§ **What is being asked**
Copy out each line of the data that holds the word "title".
+ + + + + + +
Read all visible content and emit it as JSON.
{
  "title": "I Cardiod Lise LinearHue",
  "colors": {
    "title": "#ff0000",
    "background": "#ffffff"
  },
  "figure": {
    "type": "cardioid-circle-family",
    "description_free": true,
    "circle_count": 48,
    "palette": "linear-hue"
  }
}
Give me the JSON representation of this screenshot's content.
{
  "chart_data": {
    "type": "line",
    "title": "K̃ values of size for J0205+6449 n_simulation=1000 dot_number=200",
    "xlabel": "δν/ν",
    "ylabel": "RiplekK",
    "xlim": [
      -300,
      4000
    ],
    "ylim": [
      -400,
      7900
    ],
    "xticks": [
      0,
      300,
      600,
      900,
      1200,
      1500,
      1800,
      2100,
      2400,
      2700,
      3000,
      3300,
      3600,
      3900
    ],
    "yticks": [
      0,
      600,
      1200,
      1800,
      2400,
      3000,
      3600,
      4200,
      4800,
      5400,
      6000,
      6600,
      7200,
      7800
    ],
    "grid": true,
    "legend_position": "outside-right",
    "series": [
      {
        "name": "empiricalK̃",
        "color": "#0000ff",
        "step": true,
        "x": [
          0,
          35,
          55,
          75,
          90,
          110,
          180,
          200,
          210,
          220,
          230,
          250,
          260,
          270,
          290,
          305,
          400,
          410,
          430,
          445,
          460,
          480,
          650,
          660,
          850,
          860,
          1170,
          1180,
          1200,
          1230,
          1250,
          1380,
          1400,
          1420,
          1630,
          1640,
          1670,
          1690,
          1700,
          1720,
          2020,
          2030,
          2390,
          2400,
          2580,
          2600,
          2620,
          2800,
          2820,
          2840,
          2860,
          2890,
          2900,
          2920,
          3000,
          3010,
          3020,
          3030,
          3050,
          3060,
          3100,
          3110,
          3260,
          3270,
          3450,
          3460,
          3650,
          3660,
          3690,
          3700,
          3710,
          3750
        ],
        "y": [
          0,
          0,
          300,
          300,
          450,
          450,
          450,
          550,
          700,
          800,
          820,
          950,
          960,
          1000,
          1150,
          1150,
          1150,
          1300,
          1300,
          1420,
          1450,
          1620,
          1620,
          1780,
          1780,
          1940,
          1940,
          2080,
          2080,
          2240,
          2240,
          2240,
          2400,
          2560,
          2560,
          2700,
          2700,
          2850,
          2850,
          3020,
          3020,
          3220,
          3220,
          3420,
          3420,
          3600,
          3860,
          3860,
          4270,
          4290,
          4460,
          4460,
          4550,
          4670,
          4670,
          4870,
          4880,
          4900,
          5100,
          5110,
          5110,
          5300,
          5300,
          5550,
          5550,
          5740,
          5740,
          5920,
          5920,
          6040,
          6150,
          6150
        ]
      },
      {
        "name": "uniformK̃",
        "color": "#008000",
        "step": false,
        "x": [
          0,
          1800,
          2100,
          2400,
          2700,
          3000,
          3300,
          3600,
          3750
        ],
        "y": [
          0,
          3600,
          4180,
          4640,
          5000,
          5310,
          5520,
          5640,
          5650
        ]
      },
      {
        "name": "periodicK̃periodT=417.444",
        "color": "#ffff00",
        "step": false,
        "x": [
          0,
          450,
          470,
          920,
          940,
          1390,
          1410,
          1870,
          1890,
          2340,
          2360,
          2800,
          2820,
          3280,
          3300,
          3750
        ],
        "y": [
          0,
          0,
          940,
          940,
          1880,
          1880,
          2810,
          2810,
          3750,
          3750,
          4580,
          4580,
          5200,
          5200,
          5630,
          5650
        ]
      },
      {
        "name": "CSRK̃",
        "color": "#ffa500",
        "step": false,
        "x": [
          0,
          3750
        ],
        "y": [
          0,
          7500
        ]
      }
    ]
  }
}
+ + + + + + +
§ **Response**
  "title": "I Cardiod Lise LinearHue",
    "title": "#ff0000",
    "title": "K̃ values of size for J0205+6449 n_simulation=1000 dot_number=200",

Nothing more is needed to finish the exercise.